Data records:
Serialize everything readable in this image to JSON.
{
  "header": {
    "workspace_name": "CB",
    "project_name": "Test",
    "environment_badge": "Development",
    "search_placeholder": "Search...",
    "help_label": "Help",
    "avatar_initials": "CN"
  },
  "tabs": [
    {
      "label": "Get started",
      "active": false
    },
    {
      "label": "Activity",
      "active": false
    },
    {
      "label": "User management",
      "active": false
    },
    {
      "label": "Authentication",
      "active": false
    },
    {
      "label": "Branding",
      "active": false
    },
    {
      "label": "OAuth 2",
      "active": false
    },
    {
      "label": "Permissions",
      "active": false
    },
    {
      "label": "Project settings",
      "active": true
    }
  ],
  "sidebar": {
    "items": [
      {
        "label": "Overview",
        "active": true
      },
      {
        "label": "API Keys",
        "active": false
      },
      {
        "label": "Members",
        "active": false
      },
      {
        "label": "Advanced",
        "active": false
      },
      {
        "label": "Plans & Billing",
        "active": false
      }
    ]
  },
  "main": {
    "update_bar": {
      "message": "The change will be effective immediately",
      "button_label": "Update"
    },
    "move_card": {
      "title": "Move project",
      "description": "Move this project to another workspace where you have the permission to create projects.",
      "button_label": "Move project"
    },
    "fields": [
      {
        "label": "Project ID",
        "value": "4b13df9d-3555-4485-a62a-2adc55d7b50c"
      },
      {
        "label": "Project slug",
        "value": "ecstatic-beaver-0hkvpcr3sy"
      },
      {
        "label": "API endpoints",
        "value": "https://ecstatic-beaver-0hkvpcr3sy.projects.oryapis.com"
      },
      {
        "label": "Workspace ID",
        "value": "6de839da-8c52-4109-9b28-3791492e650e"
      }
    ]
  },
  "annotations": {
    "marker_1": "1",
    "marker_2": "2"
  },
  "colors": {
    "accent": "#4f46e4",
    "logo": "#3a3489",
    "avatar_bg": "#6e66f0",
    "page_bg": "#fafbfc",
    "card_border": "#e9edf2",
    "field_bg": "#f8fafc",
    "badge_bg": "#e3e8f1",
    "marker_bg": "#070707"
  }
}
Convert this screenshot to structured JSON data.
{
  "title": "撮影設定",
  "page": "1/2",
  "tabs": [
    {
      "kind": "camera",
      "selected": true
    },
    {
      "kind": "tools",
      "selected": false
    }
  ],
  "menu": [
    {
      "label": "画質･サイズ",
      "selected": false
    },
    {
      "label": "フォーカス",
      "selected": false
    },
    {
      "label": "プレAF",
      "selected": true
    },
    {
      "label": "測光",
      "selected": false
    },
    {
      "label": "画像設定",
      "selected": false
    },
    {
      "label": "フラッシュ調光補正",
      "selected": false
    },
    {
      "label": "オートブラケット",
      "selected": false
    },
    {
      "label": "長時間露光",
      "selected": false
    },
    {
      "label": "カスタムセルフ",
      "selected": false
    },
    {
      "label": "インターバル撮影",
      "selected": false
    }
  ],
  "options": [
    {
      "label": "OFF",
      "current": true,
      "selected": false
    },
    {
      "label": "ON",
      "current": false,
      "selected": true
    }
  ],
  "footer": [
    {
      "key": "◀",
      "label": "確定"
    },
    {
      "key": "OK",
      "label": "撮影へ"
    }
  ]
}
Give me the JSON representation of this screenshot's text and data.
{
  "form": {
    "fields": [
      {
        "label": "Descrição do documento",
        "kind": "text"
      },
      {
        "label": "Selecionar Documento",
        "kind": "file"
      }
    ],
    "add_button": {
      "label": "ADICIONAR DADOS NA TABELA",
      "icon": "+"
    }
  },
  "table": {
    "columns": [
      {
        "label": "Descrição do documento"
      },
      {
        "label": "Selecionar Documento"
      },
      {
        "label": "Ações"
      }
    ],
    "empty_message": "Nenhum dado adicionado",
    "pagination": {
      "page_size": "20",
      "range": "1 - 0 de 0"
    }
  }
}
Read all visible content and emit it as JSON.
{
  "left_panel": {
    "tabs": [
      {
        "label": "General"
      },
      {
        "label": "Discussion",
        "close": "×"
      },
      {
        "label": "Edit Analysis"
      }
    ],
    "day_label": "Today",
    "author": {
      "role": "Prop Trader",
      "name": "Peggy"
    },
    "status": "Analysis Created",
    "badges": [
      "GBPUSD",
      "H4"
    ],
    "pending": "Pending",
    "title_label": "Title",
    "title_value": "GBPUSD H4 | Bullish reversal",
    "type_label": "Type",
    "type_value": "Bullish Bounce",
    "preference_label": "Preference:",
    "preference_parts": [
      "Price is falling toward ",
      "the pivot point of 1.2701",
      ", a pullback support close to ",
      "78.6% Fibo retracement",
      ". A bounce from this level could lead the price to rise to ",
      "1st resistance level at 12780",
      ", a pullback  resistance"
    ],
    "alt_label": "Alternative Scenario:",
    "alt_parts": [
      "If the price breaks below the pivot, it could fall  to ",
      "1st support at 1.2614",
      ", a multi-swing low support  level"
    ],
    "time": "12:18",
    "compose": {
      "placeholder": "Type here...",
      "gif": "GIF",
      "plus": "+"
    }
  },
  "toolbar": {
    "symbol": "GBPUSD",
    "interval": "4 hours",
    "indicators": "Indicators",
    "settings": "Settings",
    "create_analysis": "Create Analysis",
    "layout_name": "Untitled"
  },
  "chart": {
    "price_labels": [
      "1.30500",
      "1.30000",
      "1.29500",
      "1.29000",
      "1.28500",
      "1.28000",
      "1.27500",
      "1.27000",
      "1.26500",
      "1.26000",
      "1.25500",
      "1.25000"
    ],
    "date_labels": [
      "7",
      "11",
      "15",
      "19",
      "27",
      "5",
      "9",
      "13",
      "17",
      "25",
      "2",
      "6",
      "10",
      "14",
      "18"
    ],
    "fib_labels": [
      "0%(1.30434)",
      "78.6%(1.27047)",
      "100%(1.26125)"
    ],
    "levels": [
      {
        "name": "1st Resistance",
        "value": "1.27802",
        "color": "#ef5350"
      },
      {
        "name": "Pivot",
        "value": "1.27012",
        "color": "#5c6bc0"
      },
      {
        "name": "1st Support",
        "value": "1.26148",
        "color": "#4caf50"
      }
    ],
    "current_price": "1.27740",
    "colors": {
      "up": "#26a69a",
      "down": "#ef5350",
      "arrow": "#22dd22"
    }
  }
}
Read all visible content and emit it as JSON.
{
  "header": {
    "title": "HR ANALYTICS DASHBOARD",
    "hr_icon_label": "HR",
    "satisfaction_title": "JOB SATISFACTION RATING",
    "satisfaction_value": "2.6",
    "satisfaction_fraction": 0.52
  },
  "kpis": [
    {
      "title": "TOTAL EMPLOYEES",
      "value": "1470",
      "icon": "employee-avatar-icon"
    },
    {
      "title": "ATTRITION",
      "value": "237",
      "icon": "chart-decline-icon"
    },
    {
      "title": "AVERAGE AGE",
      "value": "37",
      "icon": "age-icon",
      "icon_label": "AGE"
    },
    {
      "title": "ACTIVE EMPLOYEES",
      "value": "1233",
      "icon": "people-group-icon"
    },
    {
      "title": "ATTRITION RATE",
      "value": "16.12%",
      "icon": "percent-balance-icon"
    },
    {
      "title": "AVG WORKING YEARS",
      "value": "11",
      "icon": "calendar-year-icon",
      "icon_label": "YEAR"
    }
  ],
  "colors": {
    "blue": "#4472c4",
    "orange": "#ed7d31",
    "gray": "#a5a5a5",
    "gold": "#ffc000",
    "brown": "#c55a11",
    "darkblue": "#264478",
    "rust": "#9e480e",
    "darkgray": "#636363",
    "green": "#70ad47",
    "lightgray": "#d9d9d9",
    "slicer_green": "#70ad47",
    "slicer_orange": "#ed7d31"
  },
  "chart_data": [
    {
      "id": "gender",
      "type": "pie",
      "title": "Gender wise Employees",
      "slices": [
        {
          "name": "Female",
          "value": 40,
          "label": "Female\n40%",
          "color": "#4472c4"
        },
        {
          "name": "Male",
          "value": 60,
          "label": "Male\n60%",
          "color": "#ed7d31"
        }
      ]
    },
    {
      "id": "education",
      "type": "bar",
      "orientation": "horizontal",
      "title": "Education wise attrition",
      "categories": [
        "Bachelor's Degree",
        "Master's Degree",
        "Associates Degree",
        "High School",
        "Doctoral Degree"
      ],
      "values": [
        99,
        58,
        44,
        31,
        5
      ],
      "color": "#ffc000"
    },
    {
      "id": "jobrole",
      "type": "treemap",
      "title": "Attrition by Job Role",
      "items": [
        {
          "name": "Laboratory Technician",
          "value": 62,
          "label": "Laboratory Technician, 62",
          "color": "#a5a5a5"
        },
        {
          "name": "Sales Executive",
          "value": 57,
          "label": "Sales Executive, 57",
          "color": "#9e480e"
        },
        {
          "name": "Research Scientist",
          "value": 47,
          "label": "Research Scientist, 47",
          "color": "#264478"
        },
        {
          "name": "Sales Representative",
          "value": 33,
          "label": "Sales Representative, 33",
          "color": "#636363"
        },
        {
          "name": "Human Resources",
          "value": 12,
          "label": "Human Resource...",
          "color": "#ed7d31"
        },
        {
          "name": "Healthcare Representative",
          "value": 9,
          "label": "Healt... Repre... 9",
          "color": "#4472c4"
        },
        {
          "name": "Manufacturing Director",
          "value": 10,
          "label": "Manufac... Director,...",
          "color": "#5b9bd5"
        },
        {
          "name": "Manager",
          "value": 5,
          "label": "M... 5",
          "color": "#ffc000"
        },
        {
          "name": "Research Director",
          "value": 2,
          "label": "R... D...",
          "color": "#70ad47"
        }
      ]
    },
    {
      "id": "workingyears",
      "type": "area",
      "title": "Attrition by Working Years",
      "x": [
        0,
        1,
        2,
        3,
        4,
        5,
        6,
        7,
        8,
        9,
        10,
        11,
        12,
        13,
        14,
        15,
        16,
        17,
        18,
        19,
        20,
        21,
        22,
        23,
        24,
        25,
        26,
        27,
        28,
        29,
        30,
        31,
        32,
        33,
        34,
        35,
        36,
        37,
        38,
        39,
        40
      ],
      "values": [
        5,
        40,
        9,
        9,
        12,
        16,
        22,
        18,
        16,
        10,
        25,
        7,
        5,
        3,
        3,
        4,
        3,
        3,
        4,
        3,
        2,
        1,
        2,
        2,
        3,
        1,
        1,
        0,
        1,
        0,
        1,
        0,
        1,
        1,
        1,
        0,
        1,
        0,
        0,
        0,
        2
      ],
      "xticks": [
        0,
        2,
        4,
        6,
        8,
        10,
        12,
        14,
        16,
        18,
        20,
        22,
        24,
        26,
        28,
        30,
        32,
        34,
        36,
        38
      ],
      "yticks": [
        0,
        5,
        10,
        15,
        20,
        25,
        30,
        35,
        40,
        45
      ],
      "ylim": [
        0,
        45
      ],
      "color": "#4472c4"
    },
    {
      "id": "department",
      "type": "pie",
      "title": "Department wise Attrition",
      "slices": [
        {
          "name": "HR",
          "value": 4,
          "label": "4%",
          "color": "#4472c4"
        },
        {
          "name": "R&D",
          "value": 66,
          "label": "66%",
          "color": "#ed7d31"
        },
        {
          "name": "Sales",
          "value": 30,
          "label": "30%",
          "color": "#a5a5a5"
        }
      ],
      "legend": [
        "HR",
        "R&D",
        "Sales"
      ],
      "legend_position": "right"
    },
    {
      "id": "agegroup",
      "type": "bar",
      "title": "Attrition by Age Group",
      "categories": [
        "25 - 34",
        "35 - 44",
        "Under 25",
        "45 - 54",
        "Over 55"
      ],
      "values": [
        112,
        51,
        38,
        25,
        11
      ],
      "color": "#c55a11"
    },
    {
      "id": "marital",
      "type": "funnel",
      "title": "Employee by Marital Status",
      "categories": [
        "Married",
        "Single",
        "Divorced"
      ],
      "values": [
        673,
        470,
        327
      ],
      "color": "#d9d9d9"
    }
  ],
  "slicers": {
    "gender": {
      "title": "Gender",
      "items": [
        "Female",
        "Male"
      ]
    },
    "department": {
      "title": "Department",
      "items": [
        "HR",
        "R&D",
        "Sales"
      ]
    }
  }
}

__Aim__
List each line holding the string "Bullish".

__Solution below__
    "title_value": "GBPUSD H4 | Bullish reversal",
    "type_value": "Bullish Bounce",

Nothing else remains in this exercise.